• Data for processing:
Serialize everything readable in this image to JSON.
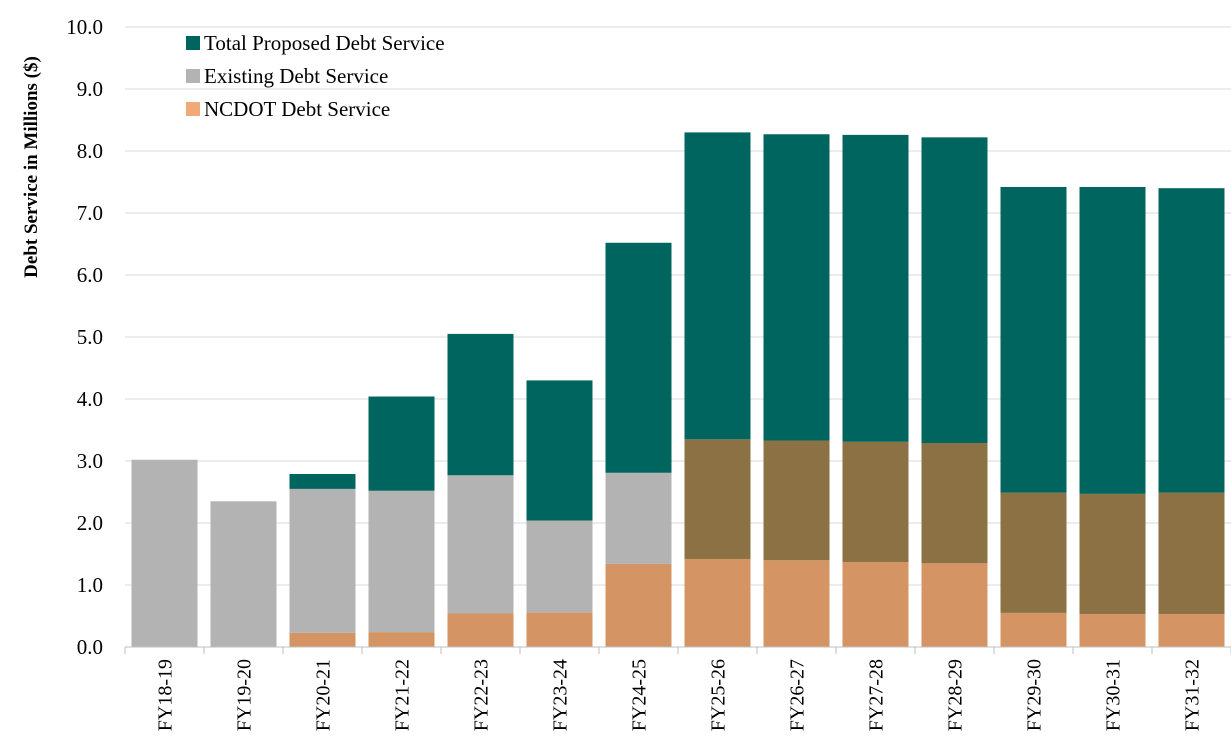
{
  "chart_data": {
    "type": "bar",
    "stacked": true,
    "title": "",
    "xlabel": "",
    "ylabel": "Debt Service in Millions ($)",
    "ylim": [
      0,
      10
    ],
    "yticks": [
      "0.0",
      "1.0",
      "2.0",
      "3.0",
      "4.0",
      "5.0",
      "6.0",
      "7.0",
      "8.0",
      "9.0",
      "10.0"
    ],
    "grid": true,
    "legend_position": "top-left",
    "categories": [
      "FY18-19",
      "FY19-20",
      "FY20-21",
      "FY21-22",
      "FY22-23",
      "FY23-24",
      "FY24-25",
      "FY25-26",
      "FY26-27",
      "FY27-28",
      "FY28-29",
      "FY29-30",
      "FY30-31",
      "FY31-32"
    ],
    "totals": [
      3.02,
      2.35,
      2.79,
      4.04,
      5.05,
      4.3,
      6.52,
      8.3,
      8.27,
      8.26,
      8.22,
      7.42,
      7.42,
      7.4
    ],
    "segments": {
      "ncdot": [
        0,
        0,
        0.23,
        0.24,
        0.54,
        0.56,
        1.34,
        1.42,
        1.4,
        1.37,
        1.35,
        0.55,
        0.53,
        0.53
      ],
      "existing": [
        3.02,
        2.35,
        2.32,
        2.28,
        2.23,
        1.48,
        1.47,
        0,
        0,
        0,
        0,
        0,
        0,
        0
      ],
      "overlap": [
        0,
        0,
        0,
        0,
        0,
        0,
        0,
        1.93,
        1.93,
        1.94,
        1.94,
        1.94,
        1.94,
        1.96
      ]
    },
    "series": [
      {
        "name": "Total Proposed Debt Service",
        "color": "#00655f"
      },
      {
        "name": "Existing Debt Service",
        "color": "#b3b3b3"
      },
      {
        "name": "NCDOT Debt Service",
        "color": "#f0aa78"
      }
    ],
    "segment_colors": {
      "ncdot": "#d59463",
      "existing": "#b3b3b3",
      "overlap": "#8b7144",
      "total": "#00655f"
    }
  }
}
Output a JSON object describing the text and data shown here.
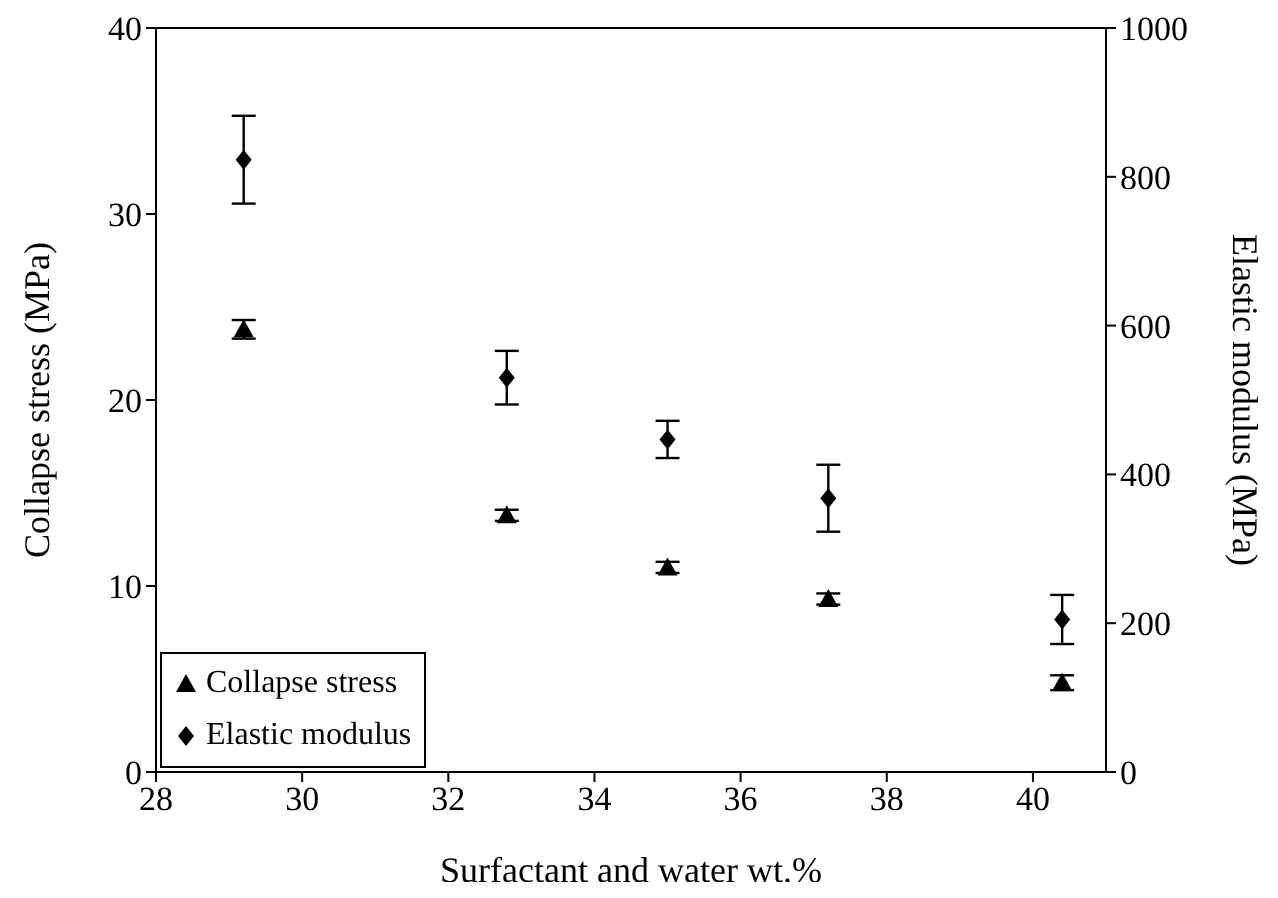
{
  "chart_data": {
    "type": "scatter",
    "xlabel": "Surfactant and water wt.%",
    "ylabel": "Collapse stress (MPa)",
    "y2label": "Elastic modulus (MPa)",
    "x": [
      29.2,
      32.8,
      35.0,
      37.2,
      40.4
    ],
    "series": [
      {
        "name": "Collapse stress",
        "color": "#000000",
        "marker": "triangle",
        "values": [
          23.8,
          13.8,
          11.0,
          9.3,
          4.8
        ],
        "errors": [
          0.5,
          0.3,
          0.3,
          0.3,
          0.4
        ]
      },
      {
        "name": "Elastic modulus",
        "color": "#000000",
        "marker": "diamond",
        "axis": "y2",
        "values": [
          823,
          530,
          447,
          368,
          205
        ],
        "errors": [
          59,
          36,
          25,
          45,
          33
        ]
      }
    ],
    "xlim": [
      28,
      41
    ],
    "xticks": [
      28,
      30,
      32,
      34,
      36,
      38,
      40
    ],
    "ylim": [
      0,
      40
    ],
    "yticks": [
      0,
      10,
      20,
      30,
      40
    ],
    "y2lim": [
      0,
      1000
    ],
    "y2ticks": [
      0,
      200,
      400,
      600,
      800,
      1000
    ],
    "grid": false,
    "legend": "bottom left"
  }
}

• What to work on: All of the lines above should be printed exactly, minus the pictures.

• Task output:
Serialize everything readable in this image to JSON.
{
  "chart_data": {
    "type": "bar",
    "stacked": true,
    "title": "",
    "xlabel": "",
    "ylabel": "Debt Service in Millions ($)",
    "ylim": [
      0,
      10
    ],
    "yticks": [
      "0.0",
      "1.0",
      "2.0",
      "3.0",
      "4.0",
      "5.0",
      "6.0",
      "7.0",
      "8.0",
      "9.0",
      "10.0"
    ],
    "grid": true,
    "legend_position": "top-left",
    "categories": [
      "FY18-19",
      "FY19-20",
      "FY20-21",
      "FY21-22",
      "FY22-23",
      "FY23-24",
      "FY24-25",
      "FY25-26",
      "FY26-27",
      "FY27-28",
      "FY28-29",
      "FY29-30",
      "FY30-31",
      "FY31-32"
    ],
    "totals": [
      3.02,
      2.35,
      2.79,
      4.04,
      5.05,
      4.3,
      6.52,
      8.3,
      8.27,
      8.26,
      8.22,
      7.42,
      7.42,
      7.4
    ],
    "segments": {
      "ncdot": [
        0,
        0,
        0.23,
        0.24,
        0.54,
        0.56,
        1.34,
        1.42,
        1.4,
        1.37,
        1.35,
        0.55,
        0.53,
        0.53
      ],
      "existing": [
        3.02,
        2.35,
        2.32,
        2.28,
        2.23,
        1.48,
        1.47,
        0,
        0,
        0,
        0,
        0,
        0,
        0
      ],
      "overlap": [
        0,
        0,
        0,
        0,
        0,
        0,
        0,
        1.93,
        1.93,
        1.94,
        1.94,
        1.94,
        1.94,
        1.96
      ]
    },
    "series": [
      {
        "name": "Total Proposed Debt Service",
        "color": "#00655f"
      },
      {
        "name": "Existing Debt Service",
        "color": "#b3b3b3"
      },
      {
        "name": "NCDOT Debt Service",
        "color": "#f0aa78"
      }
    ],
    "segment_colors": {
      "ncdot": "#d59463",
      "existing": "#b3b3b3",
      "overlap": "#8b7144",
      "total": "#00655f"
    }
  }
}
Output a JSON object describing the text and data shown here.
{
  "chart_data": {
    "type": "scatter",
    "xlabel": "Surfactant and water wt.%",
    "ylabel": "Collapse stress (MPa)",
    "y2label": "Elastic modulus (MPa)",
    "x": [
      29.2,
      32.8,
      35.0,
      37.2,
      40.4
    ],
    "series": [
      {
        "name": "Collapse stress",
        "color": "#000000",
        "marker": "triangle",
        "values": [
          23.8,
          13.8,
          11.0,
          9.3,
          4.8
        ],
        "errors": [
          0.5,
          0.3,
          0.3,
          0.3,
          0.4
        ]
      },
      {
        "name": "Elastic modulus",
        "color": "#000000",
        "marker": "diamond",
        "axis": "y2",
        "values": [
          823,
          530,
          447,
          368,
          205
        ],
        "errors": [
          59,
          36,
          25,
          45,
          33
        ]
      }
    ],
    "xlim": [
      28,
      41
    ],
    "xticks": [
      28,
      30,
      32,
      34,
      36,
      38,
      40
    ],
    "ylim": [
      0,
      40
    ],
    "yticks": [
      0,
      10,
      20,
      30,
      40
    ],
    "y2lim": [
      0,
      1000
    ],
    "y2ticks": [
      0,
      200,
      400,
      600,
      800,
      1000
    ],
    "grid": false,
    "legend": "bottom left"
  }
}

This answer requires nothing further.